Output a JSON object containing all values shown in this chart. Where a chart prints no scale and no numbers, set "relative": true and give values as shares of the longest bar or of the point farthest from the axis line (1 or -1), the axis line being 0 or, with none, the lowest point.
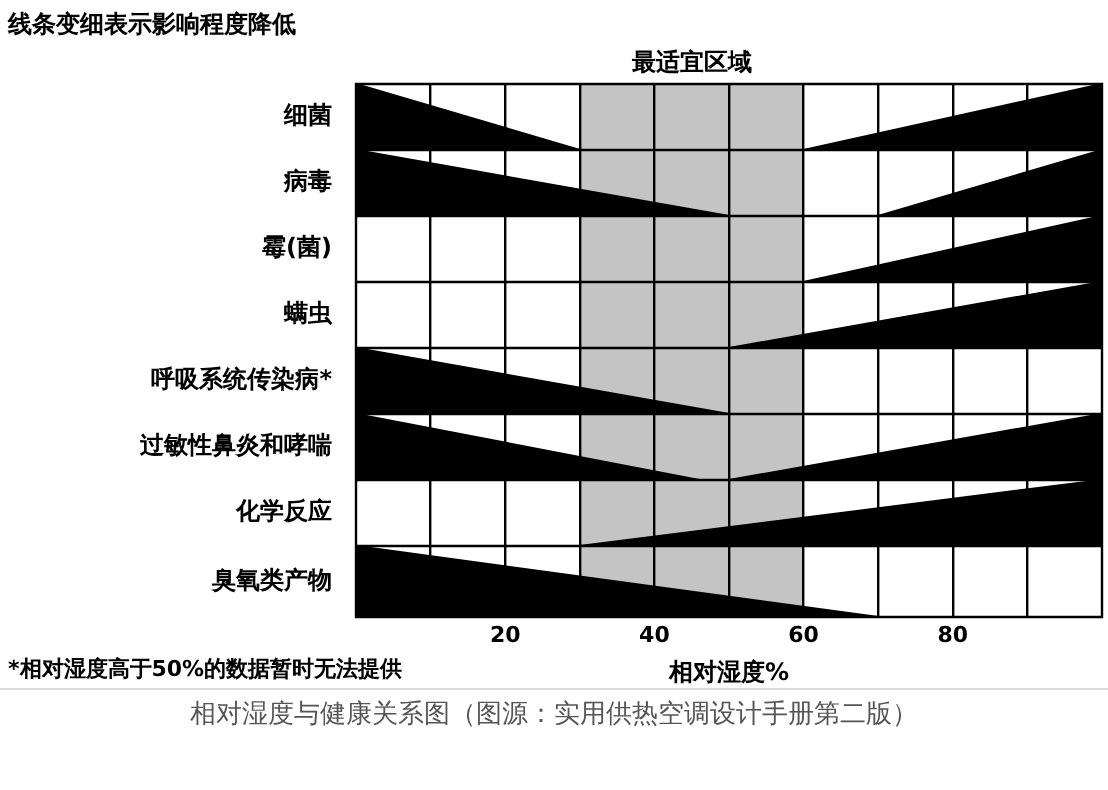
{
  "chart_data": [
    {
      "type": "area",
      "title": "线条变细表示影响程度降低",
      "ylabel": "细菌",
      "x": [
        0,
        30,
        60,
        100
      ],
      "values": [
        1,
        0,
        0,
        1
      ],
      "color": "#000000",
      "relative": true,
      "xlim": [
        0,
        100
      ],
      "xticks": [
        {
          "value": 10,
          "label": null
        },
        {
          "value": 20,
          "label": null
        },
        {
          "value": 30,
          "label": null
        },
        {
          "value": 40,
          "label": null
        },
        {
          "value": 50,
          "label": null
        },
        {
          "value": 60,
          "label": null
        },
        {
          "value": 70,
          "label": null
        },
        {
          "value": 80,
          "label": null
        },
        {
          "value": 90,
          "label": null
        }
      ],
      "grid": "x",
      "tick_labels": false,
      "bands": [
        {
          "axis": "x",
          "from": 30,
          "to": 60,
          "label": "最适宜区域",
          "color": "#c4c4c4"
        }
      ]
    },
    {
      "type": "area",
      "ylabel": "病毒",
      "x": [
        0,
        50,
        70,
        100
      ],
      "values": [
        1,
        0,
        0,
        1
      ],
      "color": "#000000",
      "relative": true,
      "xlim": [
        0,
        100
      ],
      "xticks": [
        {
          "value": 10,
          "label": null
        },
        {
          "value": 20,
          "label": null
        },
        {
          "value": 30,
          "label": null
        },
        {
          "value": 40,
          "label": null
        },
        {
          "value": 50,
          "label": null
        },
        {
          "value": 60,
          "label": null
        },
        {
          "value": 70,
          "label": null
        },
        {
          "value": 80,
          "label": null
        },
        {
          "value": 90,
          "label": null
        }
      ],
      "grid": "x",
      "tick_labels": false,
      "bands": [
        {
          "axis": "x",
          "from": 30,
          "to": 60,
          "color": "#c4c4c4"
        }
      ]
    },
    {
      "type": "area",
      "ylabel": "霉(菌)",
      "x": [
        0,
        60,
        100
      ],
      "values": [
        0,
        0,
        1
      ],
      "color": "#000000",
      "relative": true,
      "xlim": [
        0,
        100
      ],
      "xticks": [
        {
          "value": 10,
          "label": null
        },
        {
          "value": 20,
          "label": null
        },
        {
          "value": 30,
          "label": null
        },
        {
          "value": 40,
          "label": null
        },
        {
          "value": 50,
          "label": null
        },
        {
          "value": 60,
          "label": null
        },
        {
          "value": 70,
          "label": null
        },
        {
          "value": 80,
          "label": null
        },
        {
          "value": 90,
          "label": null
        }
      ],
      "grid": "x",
      "tick_labels": false,
      "bands": [
        {
          "axis": "x",
          "from": 30,
          "to": 60,
          "color": "#c4c4c4"
        }
      ]
    },
    {
      "type": "area",
      "ylabel": "螨虫",
      "x": [
        0,
        50,
        100
      ],
      "values": [
        0,
        0,
        1
      ],
      "color": "#000000",
      "relative": true,
      "xlim": [
        0,
        100
      ],
      "xticks": [
        {
          "value": 10,
          "label": null
        },
        {
          "value": 20,
          "label": null
        },
        {
          "value": 30,
          "label": null
        },
        {
          "value": 40,
          "label": null
        },
        {
          "value": 50,
          "label": null
        },
        {
          "value": 60,
          "label": null
        },
        {
          "value": 70,
          "label": null
        },
        {
          "value": 80,
          "label": null
        },
        {
          "value": 90,
          "label": null
        }
      ],
      "grid": "x",
      "tick_labels": false,
      "bands": [
        {
          "axis": "x",
          "from": 30,
          "to": 60,
          "color": "#c4c4c4"
        }
      ]
    },
    {
      "type": "area",
      "ylabel": "呼吸系统传染病*",
      "x": [
        0,
        50
      ],
      "values": [
        1,
        0
      ],
      "color": "#000000",
      "relative": true,
      "xlim": [
        0,
        100
      ],
      "xticks": [
        {
          "value": 10,
          "label": null
        },
        {
          "value": 20,
          "label": null
        },
        {
          "value": 30,
          "label": null
        },
        {
          "value": 40,
          "label": null
        },
        {
          "value": 50,
          "label": null
        },
        {
          "value": 60,
          "label": null
        },
        {
          "value": 70,
          "label": null
        },
        {
          "value": 80,
          "label": null
        },
        {
          "value": 90,
          "label": null
        }
      ],
      "grid": "x",
      "tick_labels": false,
      "bands": [
        {
          "axis": "x",
          "from": 30,
          "to": 60,
          "color": "#c4c4c4"
        }
      ]
    },
    {
      "type": "area",
      "ylabel": "过敏性鼻炎和哮喘",
      "x": [
        0,
        46,
        50,
        100
      ],
      "values": [
        1,
        0,
        0,
        1
      ],
      "color": "#000000",
      "relative": true,
      "xlim": [
        0,
        100
      ],
      "xticks": [
        {
          "value": 10,
          "label": null
        },
        {
          "value": 20,
          "label": null
        },
        {
          "value": 30,
          "label": null
        },
        {
          "value": 40,
          "label": null
        },
        {
          "value": 50,
          "label": null
        },
        {
          "value": 60,
          "label": null
        },
        {
          "value": 70,
          "label": null
        },
        {
          "value": 80,
          "label": null
        },
        {
          "value": 90,
          "label": null
        }
      ],
      "grid": "x",
      "tick_labels": false,
      "bands": [
        {
          "axis": "x",
          "from": 30,
          "to": 60,
          "color": "#c4c4c4"
        }
      ]
    },
    {
      "type": "area",
      "ylabel": "化学反应",
      "x": [
        0,
        30,
        100
      ],
      "values": [
        0,
        0,
        1
      ],
      "color": "#000000",
      "relative": true,
      "xlim": [
        0,
        100
      ],
      "xticks": [
        {
          "value": 10,
          "label": null
        },
        {
          "value": 20,
          "label": null
        },
        {
          "value": 30,
          "label": null
        },
        {
          "value": 40,
          "label": null
        },
        {
          "value": 50,
          "label": null
        },
        {
          "value": 60,
          "label": null
        },
        {
          "value": 70,
          "label": null
        },
        {
          "value": 80,
          "label": null
        },
        {
          "value": 90,
          "label": null
        }
      ],
      "grid": "x",
      "tick_labels": false,
      "bands": [
        {
          "axis": "x",
          "from": 30,
          "to": 60,
          "color": "#c4c4c4"
        }
      ]
    },
    {
      "type": "area",
      "ylabel": "臭氧类产物",
      "xlabel": "相对湿度%",
      "x": [
        0,
        70,
        100
      ],
      "values": [
        1,
        0,
        0
      ],
      "color": "#000000",
      "relative": true,
      "xlim": [
        0,
        100
      ],
      "xticks": [
        {
          "value": 10,
          "label": null
        },
        20,
        {
          "value": 30,
          "label": null
        },
        40,
        {
          "value": 50,
          "label": null
        },
        60,
        {
          "value": 70,
          "label": null
        },
        80,
        {
          "value": 90,
          "label": null
        }
      ],
      "grid": "x",
      "tick_labels": "x",
      "bands": [
        {
          "axis": "x",
          "from": 30,
          "to": 60,
          "color": "#c4c4c4"
        }
      ],
      "annotations": [
        "*相对湿度高于50%的数据暂时无法提供",
        "相对湿度与健康关系图（图源：实用供热空调设计手册第二版）"
      ]
    }
  ]
}
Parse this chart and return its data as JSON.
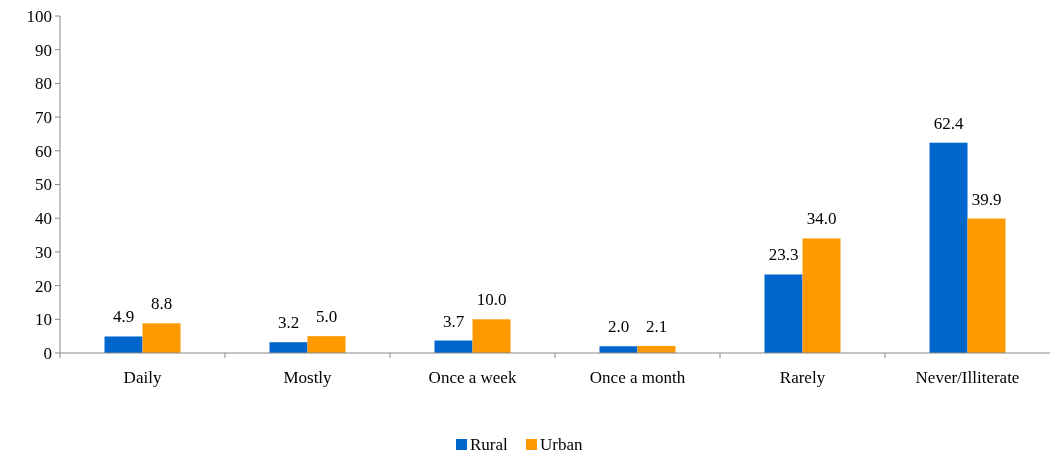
{
  "chart_data": {
    "type": "bar",
    "categories": [
      "Daily",
      "Mostly",
      "Once a week",
      "Once a month",
      "Rarely",
      "Never/Illiterate"
    ],
    "series": [
      {
        "name": "Rural",
        "color": "#0066cc",
        "values": [
          4.9,
          3.2,
          3.7,
          2.0,
          23.3,
          62.4
        ],
        "value_labels": [
          "4.9",
          "3.2",
          "3.7",
          "2.0",
          "23.3",
          "62.4"
        ]
      },
      {
        "name": "Urban",
        "color": "#ff9900",
        "values": [
          8.8,
          5.0,
          10.0,
          2.1,
          34.0,
          39.9
        ],
        "value_labels": [
          "8.8",
          "5.0",
          "10.0",
          "2.1",
          "34.0",
          "39.9"
        ]
      }
    ],
    "ylim": [
      0,
      100
    ],
    "yticks": [
      0,
      10,
      20,
      30,
      40,
      50,
      60,
      70,
      80,
      90,
      100
    ],
    "grid": false,
    "legend": "bottom"
  }
}
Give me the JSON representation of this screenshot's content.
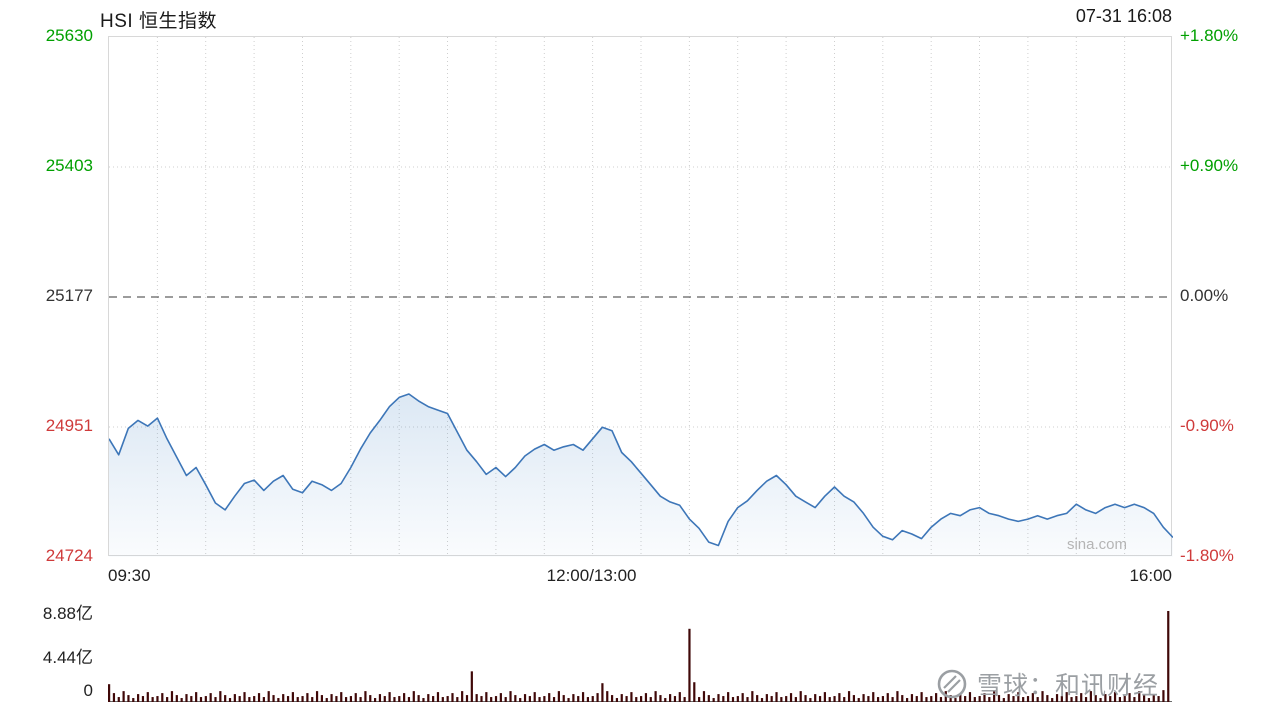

--

→ **Set exercise**: State only how many lines in the material include "JSON".

→ **Full output**: 3